### Given instruction
Of the lines in these entries, how many contain the string "title"? Give the number and nothing else.

### Material provided
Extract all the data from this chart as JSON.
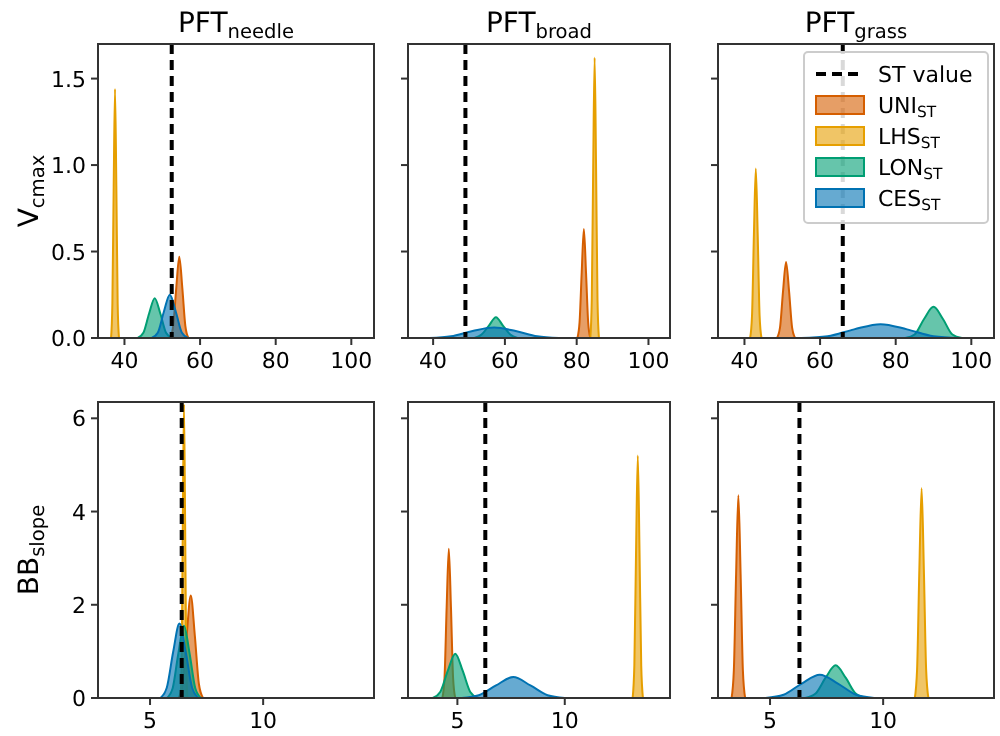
{
  "chart_data": [
    {
      "type": "area",
      "title": "PFT$_{needle}$",
      "ylabel": "V$_{cmax}$",
      "xlim": [
        33,
        106
      ],
      "xticks": [
        40,
        60,
        80,
        100
      ],
      "ylim": [
        0,
        1.7
      ],
      "yticks": [
        {
          "value": 0,
          "label": "0.0"
        },
        0.5,
        {
          "value": 1,
          "label": "1.0"
        },
        1.5
      ],
      "ref_lines": [
        {
          "axis": "x",
          "value": 52.5,
          "line_style": "dashed",
          "color": "#000000"
        }
      ],
      "series": [
        {
          "color": "#d55e00",
          "x": [
            52.1,
            52.9,
            53.7,
            54.5,
            55.3,
            56.1,
            56.9
          ],
          "values": [
            0,
            0.07,
            0.29,
            0.47,
            0.29,
            0.07,
            0
          ]
        },
        {
          "color": "#e69f00",
          "x": [
            36.45,
            36.8,
            37.15,
            37.5,
            37.85,
            38.2,
            38.55
          ],
          "values": [
            0,
            0.2,
            0.88,
            1.44,
            0.88,
            0.2,
            0
          ]
        },
        {
          "color": "#009e73",
          "x": [
            43.5,
            45,
            46.5,
            48,
            49.5,
            51,
            52.5
          ],
          "values": [
            0,
            0.03,
            0.14,
            0.23,
            0.14,
            0.03,
            0
          ]
        },
        {
          "color": "#0072b2",
          "x": [
            47.2,
            48.8,
            50.4,
            52,
            53.6,
            55.2,
            56.8
          ],
          "values": [
            0,
            0.03,
            0.15,
            0.25,
            0.15,
            0.03,
            0
          ]
        }
      ]
    },
    {
      "type": "area",
      "title": "PFT$_{broad}$",
      "xlim": [
        33,
        106
      ],
      "xticks": [
        40,
        60,
        80,
        100
      ],
      "ylim": [
        0,
        1.7
      ],
      "yticks": [
        0,
        0.5,
        1,
        1.5
      ],
      "tick_labels": "x",
      "ref_lines": [
        {
          "axis": "x",
          "value": 49,
          "line_style": "dashed",
          "color": "#000000"
        }
      ],
      "series": [
        {
          "color": "#d55e00",
          "x": [
            80.2,
            80.8,
            81.4,
            82,
            82.6,
            83.2,
            83.8
          ],
          "values": [
            0,
            0.09,
            0.38,
            0.63,
            0.38,
            0.09,
            0
          ]
        },
        {
          "color": "#e69f00",
          "x": [
            83.8,
            84.2,
            84.6,
            85,
            85.4,
            85.8,
            86.2
          ],
          "values": [
            0,
            0.22,
            0.99,
            1.62,
            0.99,
            0.22,
            0
          ]
        },
        {
          "color": "#009e73",
          "x": [
            51.5,
            53.5,
            55.5,
            57.5,
            59.5,
            61.5,
            63.5
          ],
          "values": [
            0,
            0.02,
            0.07,
            0.12,
            0.07,
            0.02,
            0
          ]
        },
        {
          "color": "#0072b2",
          "x": [
            39,
            45,
            51,
            57,
            63,
            69,
            75
          ],
          "values": [
            0,
            0.01,
            0.04,
            0.06,
            0.04,
            0.01,
            0
          ]
        }
      ]
    },
    {
      "type": "area",
      "title": "PFT$_{grass}$",
      "xlim": [
        33,
        106
      ],
      "xticks": [
        40,
        60,
        80,
        100
      ],
      "ylim": [
        0,
        1.7
      ],
      "yticks": [
        0,
        0.5,
        1,
        1.5
      ],
      "tick_labels": "x",
      "legend": "top right",
      "ref_lines": [
        {
          "axis": "x",
          "value": 66,
          "label": "ST value",
          "line_style": "dashed",
          "color": "#000000"
        }
      ],
      "series": [
        {
          "name": "UNI$_{ST}$",
          "color": "#d55e00",
          "x": [
            48.6,
            49.4,
            50.2,
            51,
            51.8,
            52.6,
            53.4
          ],
          "values": [
            0,
            0.06,
            0.27,
            0.44,
            0.27,
            0.06,
            0
          ]
        },
        {
          "name": "LHS$_{ST}$",
          "color": "#e69f00",
          "x": [
            41.5,
            42,
            42.5,
            43,
            43.5,
            44,
            44.5
          ],
          "values": [
            0,
            0.13,
            0.6,
            0.98,
            0.6,
            0.13,
            0
          ]
        },
        {
          "name": "LON$_{ST}$",
          "color": "#009e73",
          "x": [
            82.5,
            85,
            87.5,
            90,
            92.5,
            95,
            97.5
          ],
          "values": [
            0,
            0.02,
            0.11,
            0.18,
            0.11,
            0.02,
            0
          ]
        },
        {
          "name": "CES$_{ST}$",
          "color": "#0072b2",
          "x": [
            55,
            62,
            69,
            76,
            83,
            90,
            97
          ],
          "values": [
            0,
            0.01,
            0.05,
            0.08,
            0.05,
            0.01,
            0
          ]
        }
      ]
    },
    {
      "type": "area",
      "ylabel": "BB$_{slope}$",
      "xlim": [
        2.7,
        14.9
      ],
      "xticks": [
        5,
        10
      ],
      "ylim": [
        0,
        6.35
      ],
      "yticks": [
        0,
        2,
        4,
        6
      ],
      "ref_lines": [
        {
          "axis": "x",
          "value": 6.4,
          "line_style": "dashed",
          "color": "#000000"
        }
      ],
      "series": [
        {
          "color": "#d55e00",
          "x": [
            6.26,
            6.44,
            6.62,
            6.8,
            6.98,
            7.16,
            7.34
          ],
          "values": [
            0,
            0.3,
            1.34,
            2.2,
            1.34,
            0.3,
            0
          ]
        },
        {
          "color": "#e69f00",
          "x": [
            6.35,
            6.4,
            6.45,
            6.5,
            6.55,
            6.6,
            6.65
          ],
          "values": [
            0,
            0.85,
            3.84,
            6.3,
            3.84,
            0.85,
            0
          ]
        },
        {
          "color": "#009e73",
          "x": [
            5.75,
            6,
            6.25,
            6.5,
            6.75,
            7,
            7.25
          ],
          "values": [
            0,
            0.21,
            0.95,
            1.55,
            0.95,
            0.21,
            0
          ]
        },
        {
          "color": "#0072b2",
          "x": [
            5.46,
            5.74,
            6.02,
            6.3,
            6.58,
            6.86,
            7.14
          ],
          "values": [
            0,
            0.22,
            0.98,
            1.6,
            0.98,
            0.22,
            0
          ]
        }
      ]
    },
    {
      "type": "area",
      "xlim": [
        2.7,
        14.9
      ],
      "xticks": [
        5,
        10
      ],
      "ylim": [
        0,
        6.35
      ],
      "yticks": [
        0,
        2,
        4,
        6
      ],
      "tick_labels": "x",
      "ref_lines": [
        {
          "axis": "x",
          "value": 6.3,
          "line_style": "dashed",
          "color": "#000000"
        }
      ],
      "series": [
        {
          "color": "#d55e00",
          "x": [
            4.3,
            4.4,
            4.5,
            4.6,
            4.7,
            4.8,
            4.9
          ],
          "values": [
            0,
            0.43,
            1.95,
            3.2,
            1.95,
            0.43,
            0
          ]
        },
        {
          "color": "#e69f00",
          "x": [
            13.16,
            13.24,
            13.32,
            13.4,
            13.48,
            13.56,
            13.64
          ],
          "values": [
            0,
            0.7,
            3.17,
            5.2,
            3.17,
            0.7,
            0
          ]
        },
        {
          "color": "#009e73",
          "x": [
            3.85,
            4.2,
            4.55,
            4.9,
            5.25,
            5.6,
            5.95
          ],
          "values": [
            0,
            0.13,
            0.58,
            0.95,
            0.58,
            0.13,
            0
          ]
        },
        {
          "color": "#0072b2",
          "x": [
            5.2,
            6,
            6.8,
            7.6,
            8.4,
            9.2,
            10
          ],
          "values": [
            0,
            0.06,
            0.27,
            0.45,
            0.27,
            0.06,
            0
          ]
        }
      ]
    },
    {
      "type": "area",
      "xlim": [
        2.7,
        14.9
      ],
      "xticks": [
        5,
        10
      ],
      "ylim": [
        0,
        6.35
      ],
      "yticks": [
        0,
        2,
        4,
        6
      ],
      "tick_labels": "x",
      "ref_lines": [
        {
          "axis": "x",
          "value": 6.3,
          "line_style": "dashed",
          "color": "#000000"
        }
      ],
      "series": [
        {
          "color": "#d55e00",
          "x": [
            3.3,
            3.4,
            3.5,
            3.6,
            3.7,
            3.8,
            3.9
          ],
          "values": [
            0,
            0.59,
            2.65,
            4.35,
            2.65,
            0.59,
            0
          ]
        },
        {
          "color": "#e69f00",
          "x": [
            11.4,
            11.5,
            11.6,
            11.7,
            11.8,
            11.9,
            12
          ],
          "values": [
            0,
            0.61,
            2.75,
            4.5,
            2.75,
            0.61,
            0
          ]
        },
        {
          "color": "#009e73",
          "x": [
            6.55,
            7,
            7.45,
            7.9,
            8.35,
            8.8,
            9.25
          ],
          "values": [
            0,
            0.09,
            0.43,
            0.7,
            0.43,
            0.09,
            0
          ]
        },
        {
          "color": "#0072b2",
          "x": [
            4.8,
            5.6,
            6.4,
            7.2,
            8,
            8.8,
            9.6
          ],
          "values": [
            0,
            0.07,
            0.31,
            0.5,
            0.31,
            0.07,
            0
          ]
        }
      ]
    }
  ]
}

### Result
3